### [Exercício]
Transcreva do texto sobre Chihuahua o trecho que começa em "8. Chihuahua, México" e termina em "guerra da droga.".

### [Bloco de texto]
****

8. Chihuahua, México
Situada na fronteira do México com o Texas, é uma zona-chave no transporte da cocaína para os Estados Unidos da América. Por isso, é um campo de batalha dos cartéis interessados em controlar as rotas da droga. A violência em Chihuahua tornou-se imparável, chegando a 83 homicídios por cem mil habitantes. No dia 15 de Abril, por exemplo, dez homens com fardas de combate entraram num bar e abriram fogo, matando 15 pessoas, entre elas dois jornalistas, Francisco Javier Moya, antigo director de informação da estação de rádio da Ciudad Juárez, e Hector Javier Salinas Aguirre, proprietário de um site de notícias. Quase 50 jornalistas foram mortos no México desde que o Presidente [em fim de mandato] Felipe Calderón chegou ao poder, em 2006. Os cartéis aumentaram os ataques contra jornalistas que ousaram noticiar a guerra da droga.

****

### [Dados fornecidos]
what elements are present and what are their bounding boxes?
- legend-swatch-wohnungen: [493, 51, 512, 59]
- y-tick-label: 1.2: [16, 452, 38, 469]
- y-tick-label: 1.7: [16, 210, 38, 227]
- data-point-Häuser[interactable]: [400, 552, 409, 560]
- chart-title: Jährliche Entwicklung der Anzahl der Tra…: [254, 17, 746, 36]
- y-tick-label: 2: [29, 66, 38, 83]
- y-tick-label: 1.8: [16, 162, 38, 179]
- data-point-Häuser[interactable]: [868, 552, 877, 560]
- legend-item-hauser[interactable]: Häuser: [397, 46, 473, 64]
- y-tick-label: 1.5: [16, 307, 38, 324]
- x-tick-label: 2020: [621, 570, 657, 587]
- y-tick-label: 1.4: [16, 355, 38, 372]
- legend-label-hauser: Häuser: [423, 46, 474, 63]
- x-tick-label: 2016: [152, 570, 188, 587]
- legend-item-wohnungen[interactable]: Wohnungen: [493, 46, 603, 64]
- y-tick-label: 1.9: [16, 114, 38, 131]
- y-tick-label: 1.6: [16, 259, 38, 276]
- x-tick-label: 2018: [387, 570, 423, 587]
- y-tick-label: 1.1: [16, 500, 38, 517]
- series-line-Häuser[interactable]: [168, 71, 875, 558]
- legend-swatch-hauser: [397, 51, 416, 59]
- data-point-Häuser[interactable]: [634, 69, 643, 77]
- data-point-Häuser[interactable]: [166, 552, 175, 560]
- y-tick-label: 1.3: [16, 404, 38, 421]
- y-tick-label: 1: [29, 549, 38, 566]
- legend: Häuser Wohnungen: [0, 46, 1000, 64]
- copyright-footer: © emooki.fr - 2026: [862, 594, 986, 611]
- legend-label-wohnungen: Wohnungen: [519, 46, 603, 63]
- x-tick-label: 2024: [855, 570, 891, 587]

****

### [Resultado do exercício]
8. Chihuahua, México
Situada na fronteira do México com o Texas, é uma zona-chave no transporte da cocaína para os Estados Unidos da América. Por isso, é um campo de batalha dos cartéis interessados em controlar as rotas da droga. A violência em Chihuahua tornou-se imparável, chegando a 83 homicídios por cem mil habitantes. No dia 15 de Abril, por exemplo, dez homens com fardas de combate entraram num bar e abriram fogo, matando 15 pessoas, entre elas dois jornalistas, Francisco Javier Moya, antigo director de informação da estação de rádio da Ciudad Juárez, e Hector Javier Salinas Aguirre, proprietário de um site de notícias. Quase 50 jornalistas foram mortos no México desde que o Presidente [em fim de mandato] Felipe Calderón chegou ao poder, em 2006. Os cartéis aumentaram os ataques contra jornalistas que ousaram noticiar a guerra da droga.